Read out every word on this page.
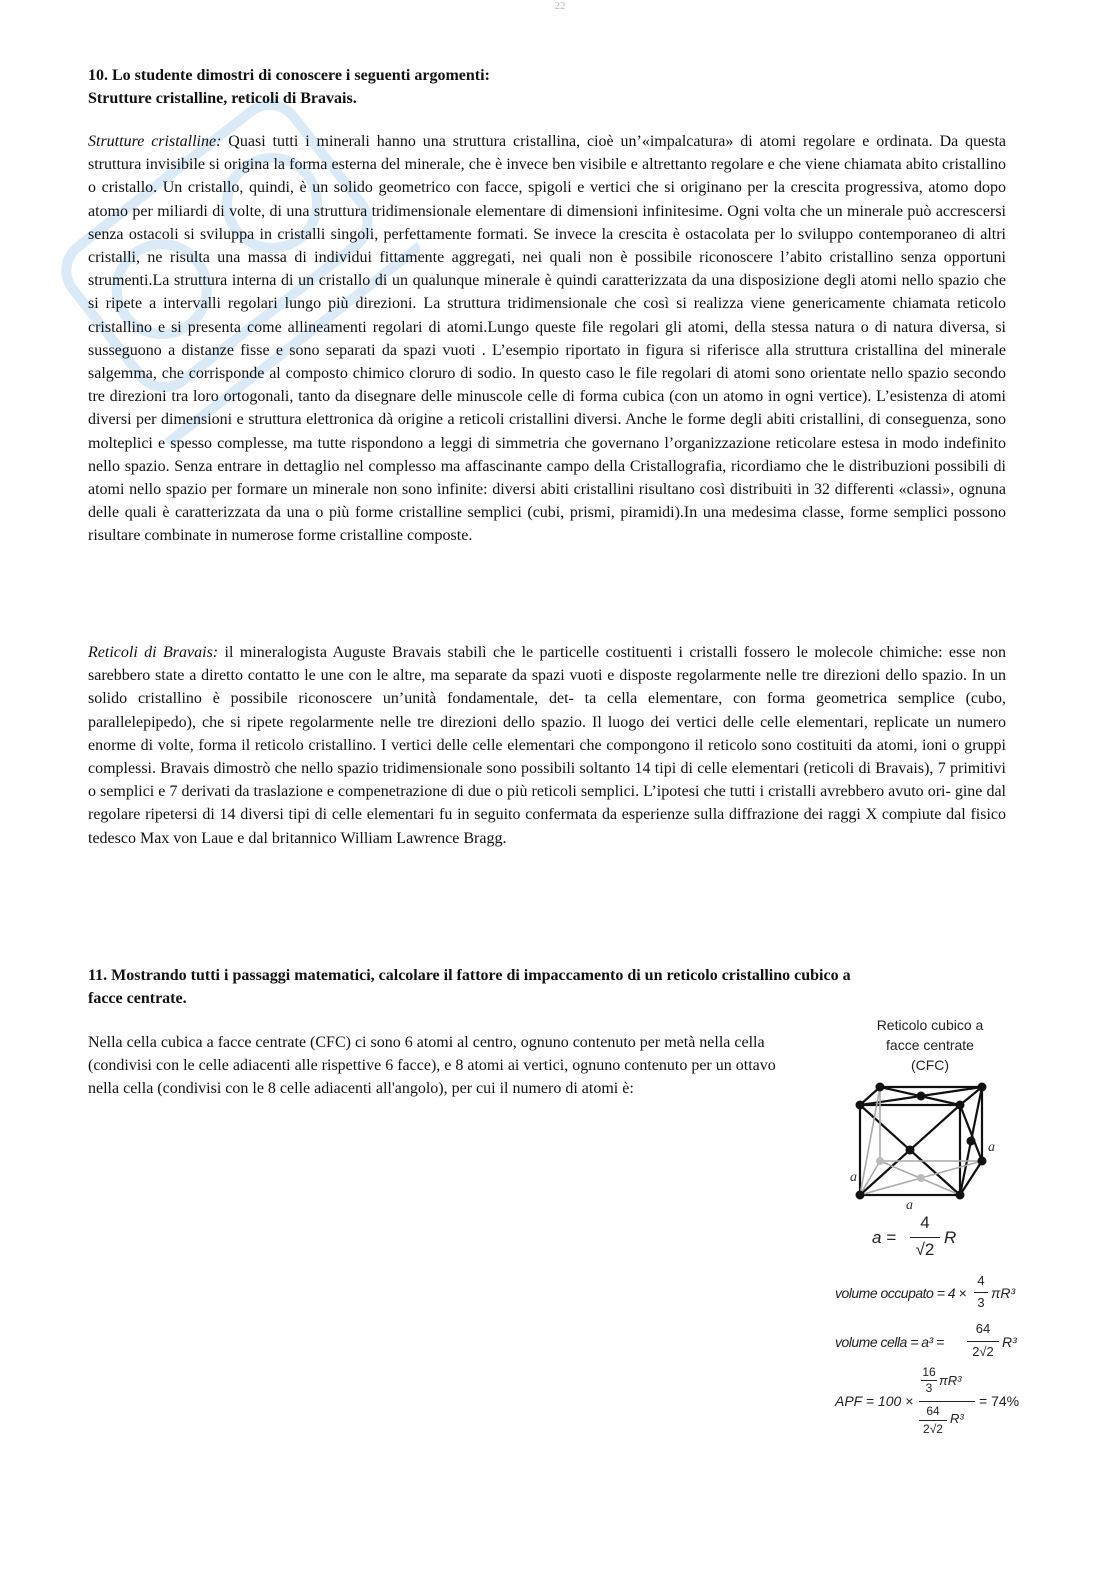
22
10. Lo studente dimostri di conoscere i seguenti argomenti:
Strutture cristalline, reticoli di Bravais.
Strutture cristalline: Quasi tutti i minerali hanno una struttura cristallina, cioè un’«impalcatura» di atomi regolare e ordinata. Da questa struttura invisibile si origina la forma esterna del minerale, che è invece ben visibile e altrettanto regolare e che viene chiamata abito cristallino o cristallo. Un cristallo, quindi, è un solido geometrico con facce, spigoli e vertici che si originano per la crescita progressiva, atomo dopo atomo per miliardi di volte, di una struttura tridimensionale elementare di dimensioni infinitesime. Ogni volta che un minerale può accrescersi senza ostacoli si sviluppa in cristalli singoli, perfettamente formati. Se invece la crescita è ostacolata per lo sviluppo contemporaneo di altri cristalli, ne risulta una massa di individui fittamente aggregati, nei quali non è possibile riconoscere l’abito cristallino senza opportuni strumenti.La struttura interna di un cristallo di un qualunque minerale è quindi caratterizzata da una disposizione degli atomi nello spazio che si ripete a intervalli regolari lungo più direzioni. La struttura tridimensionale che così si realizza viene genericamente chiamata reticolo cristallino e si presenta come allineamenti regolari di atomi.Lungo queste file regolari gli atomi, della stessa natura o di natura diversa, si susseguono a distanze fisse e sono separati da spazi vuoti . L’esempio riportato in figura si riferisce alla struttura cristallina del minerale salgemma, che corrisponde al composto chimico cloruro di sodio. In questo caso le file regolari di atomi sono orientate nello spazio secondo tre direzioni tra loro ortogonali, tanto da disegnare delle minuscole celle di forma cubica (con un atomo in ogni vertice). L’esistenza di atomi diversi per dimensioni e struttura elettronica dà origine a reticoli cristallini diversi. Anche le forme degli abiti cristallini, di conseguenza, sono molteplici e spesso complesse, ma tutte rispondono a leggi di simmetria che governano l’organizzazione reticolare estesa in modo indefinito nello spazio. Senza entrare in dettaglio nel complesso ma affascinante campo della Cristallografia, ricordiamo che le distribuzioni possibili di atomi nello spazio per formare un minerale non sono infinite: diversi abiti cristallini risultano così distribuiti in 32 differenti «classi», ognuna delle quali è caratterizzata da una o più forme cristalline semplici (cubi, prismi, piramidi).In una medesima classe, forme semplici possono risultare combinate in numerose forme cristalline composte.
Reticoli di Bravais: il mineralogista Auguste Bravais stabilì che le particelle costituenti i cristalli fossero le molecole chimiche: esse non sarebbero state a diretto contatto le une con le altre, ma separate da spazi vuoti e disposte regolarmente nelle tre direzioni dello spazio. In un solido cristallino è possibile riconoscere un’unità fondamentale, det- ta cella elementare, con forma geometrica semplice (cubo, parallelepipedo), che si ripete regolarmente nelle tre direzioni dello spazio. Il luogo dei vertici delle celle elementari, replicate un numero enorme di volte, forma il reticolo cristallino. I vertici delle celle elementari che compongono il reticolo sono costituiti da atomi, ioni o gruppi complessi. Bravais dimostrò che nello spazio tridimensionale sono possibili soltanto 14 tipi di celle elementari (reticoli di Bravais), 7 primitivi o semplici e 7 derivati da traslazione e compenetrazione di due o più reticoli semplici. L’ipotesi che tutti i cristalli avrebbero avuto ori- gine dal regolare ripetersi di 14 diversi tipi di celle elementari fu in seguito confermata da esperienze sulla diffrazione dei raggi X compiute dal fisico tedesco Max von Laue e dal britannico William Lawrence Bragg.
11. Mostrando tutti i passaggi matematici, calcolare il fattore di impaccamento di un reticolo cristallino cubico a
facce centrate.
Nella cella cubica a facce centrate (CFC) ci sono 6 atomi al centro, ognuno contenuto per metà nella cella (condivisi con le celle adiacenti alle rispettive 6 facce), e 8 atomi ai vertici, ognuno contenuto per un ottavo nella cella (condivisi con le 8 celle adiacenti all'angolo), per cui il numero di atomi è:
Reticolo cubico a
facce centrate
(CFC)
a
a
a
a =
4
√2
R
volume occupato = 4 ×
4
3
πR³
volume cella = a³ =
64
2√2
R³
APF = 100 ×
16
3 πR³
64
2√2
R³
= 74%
········
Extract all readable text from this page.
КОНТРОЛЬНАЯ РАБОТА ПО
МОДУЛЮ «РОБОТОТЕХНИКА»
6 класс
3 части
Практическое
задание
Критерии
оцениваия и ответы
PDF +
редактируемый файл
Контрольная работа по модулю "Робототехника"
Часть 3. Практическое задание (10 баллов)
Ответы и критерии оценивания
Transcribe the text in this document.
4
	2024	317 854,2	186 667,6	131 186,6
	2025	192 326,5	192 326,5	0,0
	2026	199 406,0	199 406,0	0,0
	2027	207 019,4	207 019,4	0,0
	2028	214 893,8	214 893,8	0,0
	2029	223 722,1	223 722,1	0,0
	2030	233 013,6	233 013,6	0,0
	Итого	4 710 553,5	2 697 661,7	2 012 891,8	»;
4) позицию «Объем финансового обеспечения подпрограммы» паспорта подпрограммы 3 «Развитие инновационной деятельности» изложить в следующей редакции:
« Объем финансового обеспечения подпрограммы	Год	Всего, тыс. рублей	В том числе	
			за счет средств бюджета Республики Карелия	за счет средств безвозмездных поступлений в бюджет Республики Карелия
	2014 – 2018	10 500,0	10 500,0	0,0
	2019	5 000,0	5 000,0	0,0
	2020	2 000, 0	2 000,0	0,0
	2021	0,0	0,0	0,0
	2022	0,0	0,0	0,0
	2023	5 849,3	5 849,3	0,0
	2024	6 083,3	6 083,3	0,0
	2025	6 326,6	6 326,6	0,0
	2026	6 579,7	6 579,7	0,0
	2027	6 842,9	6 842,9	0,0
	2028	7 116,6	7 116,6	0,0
········
* EXERCISE TASK *
Pull every line containing the word "Объем" out of the material.

* RESULT *
4) позицию «Объем финансового обеспечения подпрограммы» паспорта подпрограммы 3 «Развитие инновационной деятельности» изложить в следующей редакции:
« Объем финансового обеспечения подпрограммы	Год	Всего, тыс. рублей	В том числе	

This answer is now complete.